*TASK DESCRIPTION*. Work out how many lines have "data" in them. Give only that number.

##### RECORD EXTRACTS

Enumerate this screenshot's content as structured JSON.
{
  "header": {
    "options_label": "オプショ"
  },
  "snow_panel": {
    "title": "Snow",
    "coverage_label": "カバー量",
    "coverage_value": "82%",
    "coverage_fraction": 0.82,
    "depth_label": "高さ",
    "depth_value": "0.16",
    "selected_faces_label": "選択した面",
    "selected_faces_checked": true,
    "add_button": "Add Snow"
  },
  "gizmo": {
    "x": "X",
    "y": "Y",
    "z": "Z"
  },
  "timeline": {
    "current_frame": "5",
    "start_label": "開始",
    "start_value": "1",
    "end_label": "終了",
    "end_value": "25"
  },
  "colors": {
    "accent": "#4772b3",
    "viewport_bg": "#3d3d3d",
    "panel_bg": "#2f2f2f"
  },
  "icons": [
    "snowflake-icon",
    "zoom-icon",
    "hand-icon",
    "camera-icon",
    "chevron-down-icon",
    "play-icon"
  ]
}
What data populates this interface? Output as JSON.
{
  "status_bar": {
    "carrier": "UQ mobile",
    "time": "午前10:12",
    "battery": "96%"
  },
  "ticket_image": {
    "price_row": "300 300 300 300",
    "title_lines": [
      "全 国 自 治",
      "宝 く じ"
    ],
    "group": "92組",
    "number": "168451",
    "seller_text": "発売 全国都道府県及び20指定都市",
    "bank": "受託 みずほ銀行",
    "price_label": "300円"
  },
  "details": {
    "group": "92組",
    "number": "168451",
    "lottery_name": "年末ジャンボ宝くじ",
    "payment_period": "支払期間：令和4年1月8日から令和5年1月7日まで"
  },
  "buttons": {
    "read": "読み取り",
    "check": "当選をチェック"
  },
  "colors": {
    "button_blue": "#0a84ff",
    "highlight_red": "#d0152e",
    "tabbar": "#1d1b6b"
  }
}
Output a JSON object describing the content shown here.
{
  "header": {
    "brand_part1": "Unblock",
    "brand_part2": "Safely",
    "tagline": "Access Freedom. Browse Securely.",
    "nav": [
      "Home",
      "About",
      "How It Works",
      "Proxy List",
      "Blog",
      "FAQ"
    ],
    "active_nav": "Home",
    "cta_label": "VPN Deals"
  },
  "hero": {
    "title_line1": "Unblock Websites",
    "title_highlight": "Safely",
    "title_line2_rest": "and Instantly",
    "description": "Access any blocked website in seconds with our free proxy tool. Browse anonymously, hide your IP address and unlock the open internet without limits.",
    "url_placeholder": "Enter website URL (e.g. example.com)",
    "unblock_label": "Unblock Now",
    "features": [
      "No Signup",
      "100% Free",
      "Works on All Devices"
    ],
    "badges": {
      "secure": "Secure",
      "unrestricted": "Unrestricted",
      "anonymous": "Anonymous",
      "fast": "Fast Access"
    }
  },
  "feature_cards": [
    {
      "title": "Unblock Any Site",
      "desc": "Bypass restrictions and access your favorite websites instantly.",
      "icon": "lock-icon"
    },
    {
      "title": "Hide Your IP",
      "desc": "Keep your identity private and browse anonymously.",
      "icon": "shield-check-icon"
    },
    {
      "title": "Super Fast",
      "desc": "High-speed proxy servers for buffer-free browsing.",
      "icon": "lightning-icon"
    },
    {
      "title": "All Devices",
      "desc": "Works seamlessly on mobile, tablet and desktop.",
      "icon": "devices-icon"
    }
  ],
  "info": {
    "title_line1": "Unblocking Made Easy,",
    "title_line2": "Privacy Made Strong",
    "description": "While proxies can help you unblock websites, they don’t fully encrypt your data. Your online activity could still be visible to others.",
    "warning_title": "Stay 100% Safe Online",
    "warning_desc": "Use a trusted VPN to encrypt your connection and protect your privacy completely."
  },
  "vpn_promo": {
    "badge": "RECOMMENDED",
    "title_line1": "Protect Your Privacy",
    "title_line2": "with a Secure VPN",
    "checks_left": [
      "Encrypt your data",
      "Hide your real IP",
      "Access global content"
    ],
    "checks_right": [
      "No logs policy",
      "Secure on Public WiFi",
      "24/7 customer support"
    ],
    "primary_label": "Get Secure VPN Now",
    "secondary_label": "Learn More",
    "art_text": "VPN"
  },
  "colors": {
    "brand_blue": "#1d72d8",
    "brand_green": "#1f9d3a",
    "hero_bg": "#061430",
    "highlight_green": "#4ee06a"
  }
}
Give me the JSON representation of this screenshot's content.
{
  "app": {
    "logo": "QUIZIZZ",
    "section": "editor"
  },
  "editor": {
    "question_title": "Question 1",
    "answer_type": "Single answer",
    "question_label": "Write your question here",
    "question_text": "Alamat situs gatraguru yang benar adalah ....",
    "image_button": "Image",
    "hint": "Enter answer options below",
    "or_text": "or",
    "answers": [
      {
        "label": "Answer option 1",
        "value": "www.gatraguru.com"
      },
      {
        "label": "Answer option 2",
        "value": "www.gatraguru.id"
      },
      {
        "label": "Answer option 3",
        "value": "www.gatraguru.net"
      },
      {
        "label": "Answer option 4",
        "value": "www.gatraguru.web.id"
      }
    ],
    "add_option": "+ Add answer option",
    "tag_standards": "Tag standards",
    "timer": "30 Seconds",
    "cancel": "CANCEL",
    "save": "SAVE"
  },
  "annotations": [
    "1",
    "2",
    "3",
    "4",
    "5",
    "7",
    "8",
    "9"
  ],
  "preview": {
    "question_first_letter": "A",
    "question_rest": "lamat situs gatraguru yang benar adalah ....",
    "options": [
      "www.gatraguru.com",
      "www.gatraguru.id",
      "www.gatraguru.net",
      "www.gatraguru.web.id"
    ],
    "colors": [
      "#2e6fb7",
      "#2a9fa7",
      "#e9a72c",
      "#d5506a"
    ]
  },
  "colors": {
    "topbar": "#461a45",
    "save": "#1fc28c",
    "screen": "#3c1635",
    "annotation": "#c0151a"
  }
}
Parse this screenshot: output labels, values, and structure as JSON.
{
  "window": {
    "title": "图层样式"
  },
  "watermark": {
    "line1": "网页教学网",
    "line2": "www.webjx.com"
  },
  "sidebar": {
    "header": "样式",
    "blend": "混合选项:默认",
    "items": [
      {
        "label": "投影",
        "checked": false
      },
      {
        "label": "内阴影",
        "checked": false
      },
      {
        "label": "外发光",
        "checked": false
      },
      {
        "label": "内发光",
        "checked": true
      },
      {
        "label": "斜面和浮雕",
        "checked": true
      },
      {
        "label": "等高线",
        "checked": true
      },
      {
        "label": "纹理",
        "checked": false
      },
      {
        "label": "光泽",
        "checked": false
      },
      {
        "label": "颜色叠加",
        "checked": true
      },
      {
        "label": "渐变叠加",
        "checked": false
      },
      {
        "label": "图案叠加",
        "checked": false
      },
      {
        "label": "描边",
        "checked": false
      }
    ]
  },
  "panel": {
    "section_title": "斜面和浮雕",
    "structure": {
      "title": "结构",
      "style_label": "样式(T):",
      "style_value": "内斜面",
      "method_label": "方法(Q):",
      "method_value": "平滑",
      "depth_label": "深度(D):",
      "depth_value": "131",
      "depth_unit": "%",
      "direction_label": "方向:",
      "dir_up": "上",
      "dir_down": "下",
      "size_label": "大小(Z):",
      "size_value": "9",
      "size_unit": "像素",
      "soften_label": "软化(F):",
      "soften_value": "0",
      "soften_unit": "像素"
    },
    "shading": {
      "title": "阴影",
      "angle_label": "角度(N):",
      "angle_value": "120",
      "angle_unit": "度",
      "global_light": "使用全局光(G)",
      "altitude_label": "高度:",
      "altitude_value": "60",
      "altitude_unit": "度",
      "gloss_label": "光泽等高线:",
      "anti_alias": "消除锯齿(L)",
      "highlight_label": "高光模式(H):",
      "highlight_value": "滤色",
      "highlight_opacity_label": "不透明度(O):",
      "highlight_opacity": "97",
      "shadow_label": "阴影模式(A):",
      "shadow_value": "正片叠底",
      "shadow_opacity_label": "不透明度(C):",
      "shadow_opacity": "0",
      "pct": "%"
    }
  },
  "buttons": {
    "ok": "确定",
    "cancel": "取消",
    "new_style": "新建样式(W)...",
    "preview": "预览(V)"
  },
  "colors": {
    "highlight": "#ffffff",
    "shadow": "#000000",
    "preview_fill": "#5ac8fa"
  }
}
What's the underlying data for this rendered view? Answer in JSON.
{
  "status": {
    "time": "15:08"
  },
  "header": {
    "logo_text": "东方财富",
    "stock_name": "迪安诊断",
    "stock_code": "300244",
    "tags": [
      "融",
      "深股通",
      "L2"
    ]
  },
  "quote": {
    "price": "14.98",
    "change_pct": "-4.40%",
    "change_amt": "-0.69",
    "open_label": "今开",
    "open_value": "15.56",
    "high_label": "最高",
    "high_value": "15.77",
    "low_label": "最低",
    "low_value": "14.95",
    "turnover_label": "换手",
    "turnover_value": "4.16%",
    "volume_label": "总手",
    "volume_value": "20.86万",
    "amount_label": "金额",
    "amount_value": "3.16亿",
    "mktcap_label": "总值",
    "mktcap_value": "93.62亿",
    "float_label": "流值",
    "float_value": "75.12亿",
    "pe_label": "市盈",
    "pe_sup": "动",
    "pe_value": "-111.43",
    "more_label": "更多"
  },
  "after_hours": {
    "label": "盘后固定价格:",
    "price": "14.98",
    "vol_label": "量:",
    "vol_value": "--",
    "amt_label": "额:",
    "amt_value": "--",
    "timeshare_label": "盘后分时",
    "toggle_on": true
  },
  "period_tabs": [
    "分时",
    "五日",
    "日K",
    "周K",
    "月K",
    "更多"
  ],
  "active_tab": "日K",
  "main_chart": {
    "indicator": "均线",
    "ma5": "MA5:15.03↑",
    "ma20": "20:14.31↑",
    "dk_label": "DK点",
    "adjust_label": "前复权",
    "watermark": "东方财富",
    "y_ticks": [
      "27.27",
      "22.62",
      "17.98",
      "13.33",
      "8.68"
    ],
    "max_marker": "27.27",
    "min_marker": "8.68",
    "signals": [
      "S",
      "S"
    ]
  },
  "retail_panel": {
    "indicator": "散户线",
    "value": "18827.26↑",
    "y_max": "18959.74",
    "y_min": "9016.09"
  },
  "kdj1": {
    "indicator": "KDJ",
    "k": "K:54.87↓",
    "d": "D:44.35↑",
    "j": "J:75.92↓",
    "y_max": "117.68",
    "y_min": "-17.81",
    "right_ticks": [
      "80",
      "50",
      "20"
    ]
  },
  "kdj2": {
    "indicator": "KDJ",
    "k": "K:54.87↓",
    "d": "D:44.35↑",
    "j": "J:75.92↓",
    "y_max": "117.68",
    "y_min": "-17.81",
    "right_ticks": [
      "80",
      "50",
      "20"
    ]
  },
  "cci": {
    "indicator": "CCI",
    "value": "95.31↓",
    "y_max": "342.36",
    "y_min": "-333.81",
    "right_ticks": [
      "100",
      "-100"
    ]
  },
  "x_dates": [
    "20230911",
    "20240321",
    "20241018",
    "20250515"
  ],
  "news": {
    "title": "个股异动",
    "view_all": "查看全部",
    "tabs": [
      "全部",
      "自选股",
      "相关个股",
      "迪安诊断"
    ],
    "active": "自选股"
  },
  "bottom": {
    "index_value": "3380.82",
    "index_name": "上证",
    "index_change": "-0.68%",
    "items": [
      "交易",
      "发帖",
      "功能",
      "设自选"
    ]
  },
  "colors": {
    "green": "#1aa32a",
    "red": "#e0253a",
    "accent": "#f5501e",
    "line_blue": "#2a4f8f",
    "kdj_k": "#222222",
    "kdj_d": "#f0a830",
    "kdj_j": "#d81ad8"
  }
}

##########

*WRITTEN RESPONSE*. 4